(What needs to be done): Return every line of the material below that contains the string "Phenylalanine", copying each line in full.

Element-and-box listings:
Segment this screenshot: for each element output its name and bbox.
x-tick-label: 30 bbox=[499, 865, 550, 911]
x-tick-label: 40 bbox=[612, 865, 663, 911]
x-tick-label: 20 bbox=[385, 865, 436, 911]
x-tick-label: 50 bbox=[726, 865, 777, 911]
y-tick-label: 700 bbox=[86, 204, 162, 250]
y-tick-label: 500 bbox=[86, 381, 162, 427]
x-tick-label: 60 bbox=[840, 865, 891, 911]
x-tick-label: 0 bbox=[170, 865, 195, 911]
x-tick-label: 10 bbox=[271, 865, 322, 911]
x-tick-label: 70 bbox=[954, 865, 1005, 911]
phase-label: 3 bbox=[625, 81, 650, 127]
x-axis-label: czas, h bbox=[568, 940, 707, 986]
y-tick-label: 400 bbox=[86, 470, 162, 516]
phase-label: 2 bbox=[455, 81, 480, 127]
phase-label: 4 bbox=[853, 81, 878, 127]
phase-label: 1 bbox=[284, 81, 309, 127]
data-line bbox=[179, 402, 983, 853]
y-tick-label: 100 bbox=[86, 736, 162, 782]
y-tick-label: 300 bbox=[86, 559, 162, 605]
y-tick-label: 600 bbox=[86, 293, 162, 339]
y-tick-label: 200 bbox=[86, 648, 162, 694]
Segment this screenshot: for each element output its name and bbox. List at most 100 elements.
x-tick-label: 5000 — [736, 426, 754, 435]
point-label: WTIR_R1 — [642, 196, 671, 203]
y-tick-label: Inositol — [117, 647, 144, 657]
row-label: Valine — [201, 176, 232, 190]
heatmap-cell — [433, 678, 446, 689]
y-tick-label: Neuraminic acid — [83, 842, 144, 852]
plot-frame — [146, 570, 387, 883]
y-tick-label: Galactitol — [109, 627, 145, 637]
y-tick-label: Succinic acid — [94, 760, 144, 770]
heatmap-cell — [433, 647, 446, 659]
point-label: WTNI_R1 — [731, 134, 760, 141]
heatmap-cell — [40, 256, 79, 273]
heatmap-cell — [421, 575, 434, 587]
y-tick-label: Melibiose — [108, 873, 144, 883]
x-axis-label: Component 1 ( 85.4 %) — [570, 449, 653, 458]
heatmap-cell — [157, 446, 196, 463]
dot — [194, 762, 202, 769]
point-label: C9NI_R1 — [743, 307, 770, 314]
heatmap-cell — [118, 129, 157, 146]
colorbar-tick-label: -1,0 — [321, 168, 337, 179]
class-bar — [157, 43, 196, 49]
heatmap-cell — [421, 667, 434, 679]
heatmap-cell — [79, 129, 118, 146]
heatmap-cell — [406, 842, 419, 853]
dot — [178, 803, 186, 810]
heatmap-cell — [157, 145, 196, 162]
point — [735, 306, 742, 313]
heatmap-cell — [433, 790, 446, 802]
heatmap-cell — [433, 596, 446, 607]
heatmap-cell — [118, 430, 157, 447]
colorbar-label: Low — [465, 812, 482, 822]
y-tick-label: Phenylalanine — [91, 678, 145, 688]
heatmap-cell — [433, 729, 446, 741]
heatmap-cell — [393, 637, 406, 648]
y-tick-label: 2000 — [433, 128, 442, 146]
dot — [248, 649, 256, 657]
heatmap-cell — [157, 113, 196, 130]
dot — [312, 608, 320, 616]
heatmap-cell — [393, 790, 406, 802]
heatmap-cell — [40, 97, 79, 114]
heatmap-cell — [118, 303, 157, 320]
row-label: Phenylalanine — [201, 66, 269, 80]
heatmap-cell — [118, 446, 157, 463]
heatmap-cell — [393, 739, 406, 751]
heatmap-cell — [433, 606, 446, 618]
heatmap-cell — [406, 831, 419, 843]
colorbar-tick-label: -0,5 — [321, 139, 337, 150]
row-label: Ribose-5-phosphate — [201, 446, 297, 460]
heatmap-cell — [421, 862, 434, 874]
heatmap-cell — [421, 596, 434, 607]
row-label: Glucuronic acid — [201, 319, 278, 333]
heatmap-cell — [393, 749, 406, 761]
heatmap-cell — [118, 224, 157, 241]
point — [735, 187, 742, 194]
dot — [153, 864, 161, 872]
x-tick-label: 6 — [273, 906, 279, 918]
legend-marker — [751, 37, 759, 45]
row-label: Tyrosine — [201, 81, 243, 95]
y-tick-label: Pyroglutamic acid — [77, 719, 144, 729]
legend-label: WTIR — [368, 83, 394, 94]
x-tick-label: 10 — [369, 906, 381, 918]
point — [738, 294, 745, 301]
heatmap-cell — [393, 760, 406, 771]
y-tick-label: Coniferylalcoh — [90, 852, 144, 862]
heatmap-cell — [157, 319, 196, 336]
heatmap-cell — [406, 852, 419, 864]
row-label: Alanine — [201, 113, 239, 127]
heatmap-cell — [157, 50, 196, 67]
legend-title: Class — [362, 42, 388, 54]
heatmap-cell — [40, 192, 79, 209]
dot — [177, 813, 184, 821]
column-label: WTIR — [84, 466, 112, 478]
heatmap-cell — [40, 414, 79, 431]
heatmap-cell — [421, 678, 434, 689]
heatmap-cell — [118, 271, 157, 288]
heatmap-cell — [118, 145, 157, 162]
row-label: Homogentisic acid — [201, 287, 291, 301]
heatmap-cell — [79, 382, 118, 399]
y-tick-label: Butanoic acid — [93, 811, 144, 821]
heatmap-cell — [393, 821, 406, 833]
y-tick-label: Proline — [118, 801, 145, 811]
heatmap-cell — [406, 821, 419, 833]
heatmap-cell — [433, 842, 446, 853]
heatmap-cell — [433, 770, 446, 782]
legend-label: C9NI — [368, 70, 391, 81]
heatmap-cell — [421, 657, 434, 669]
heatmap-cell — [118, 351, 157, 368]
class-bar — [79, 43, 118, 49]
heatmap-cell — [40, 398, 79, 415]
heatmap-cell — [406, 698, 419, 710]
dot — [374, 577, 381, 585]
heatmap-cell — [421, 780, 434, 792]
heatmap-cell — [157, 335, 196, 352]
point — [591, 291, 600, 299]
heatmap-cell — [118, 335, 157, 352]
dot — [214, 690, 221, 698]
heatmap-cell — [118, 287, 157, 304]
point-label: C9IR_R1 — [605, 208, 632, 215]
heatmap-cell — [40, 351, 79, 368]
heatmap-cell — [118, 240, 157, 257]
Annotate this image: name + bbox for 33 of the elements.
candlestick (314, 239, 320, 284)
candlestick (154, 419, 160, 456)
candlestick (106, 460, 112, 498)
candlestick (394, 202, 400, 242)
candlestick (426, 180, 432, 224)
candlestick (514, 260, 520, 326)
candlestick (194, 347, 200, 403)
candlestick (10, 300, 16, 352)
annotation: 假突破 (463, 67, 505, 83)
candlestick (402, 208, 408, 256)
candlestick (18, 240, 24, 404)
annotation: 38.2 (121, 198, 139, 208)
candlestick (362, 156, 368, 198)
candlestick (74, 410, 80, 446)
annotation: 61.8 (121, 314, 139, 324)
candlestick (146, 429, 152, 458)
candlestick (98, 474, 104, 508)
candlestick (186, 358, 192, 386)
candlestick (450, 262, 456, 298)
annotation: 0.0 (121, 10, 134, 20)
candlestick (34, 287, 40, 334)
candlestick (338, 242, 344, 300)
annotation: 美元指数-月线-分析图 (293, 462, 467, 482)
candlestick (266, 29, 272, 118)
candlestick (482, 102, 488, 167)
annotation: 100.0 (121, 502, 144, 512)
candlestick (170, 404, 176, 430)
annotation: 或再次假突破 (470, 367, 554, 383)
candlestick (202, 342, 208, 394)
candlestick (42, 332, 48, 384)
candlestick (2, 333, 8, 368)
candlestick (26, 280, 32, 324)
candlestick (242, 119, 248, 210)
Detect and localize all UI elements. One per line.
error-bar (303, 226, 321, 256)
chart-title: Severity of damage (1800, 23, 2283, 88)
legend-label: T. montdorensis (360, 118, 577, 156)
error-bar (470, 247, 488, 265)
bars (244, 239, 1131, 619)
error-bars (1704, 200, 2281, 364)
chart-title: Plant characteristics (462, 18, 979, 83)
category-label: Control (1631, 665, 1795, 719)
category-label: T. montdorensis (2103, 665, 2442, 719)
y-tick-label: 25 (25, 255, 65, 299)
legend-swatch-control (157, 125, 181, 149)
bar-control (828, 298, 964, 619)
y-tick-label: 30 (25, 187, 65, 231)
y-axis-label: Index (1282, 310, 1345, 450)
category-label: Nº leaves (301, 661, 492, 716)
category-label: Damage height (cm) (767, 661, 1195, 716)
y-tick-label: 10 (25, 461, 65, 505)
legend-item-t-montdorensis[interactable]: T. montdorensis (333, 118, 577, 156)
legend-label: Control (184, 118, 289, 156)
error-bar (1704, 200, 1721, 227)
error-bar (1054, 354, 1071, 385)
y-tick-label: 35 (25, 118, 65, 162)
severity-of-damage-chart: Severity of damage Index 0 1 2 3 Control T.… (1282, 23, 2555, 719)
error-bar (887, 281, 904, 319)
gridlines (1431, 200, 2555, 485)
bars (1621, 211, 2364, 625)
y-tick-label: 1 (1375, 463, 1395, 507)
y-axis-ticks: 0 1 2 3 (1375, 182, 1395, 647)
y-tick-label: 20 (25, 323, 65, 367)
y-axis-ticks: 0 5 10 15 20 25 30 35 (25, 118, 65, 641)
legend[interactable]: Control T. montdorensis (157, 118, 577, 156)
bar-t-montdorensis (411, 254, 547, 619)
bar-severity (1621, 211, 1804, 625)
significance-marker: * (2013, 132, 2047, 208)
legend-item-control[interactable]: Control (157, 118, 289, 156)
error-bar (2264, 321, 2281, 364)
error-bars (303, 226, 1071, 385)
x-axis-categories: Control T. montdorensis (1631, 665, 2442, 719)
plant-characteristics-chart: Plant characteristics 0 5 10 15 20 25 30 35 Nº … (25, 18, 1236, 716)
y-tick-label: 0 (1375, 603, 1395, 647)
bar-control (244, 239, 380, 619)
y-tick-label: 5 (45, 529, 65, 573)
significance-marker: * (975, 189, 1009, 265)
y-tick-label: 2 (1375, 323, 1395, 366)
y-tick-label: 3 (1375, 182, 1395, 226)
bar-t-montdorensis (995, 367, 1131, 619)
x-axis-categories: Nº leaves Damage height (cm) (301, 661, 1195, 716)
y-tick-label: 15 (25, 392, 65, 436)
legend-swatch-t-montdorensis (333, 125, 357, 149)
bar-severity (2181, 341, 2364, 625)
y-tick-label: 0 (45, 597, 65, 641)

(Expected answer):
y-tick-label: Phenylalanine — [91, 678, 145, 688]
row-label: Phenylalanine — [201, 66, 269, 80]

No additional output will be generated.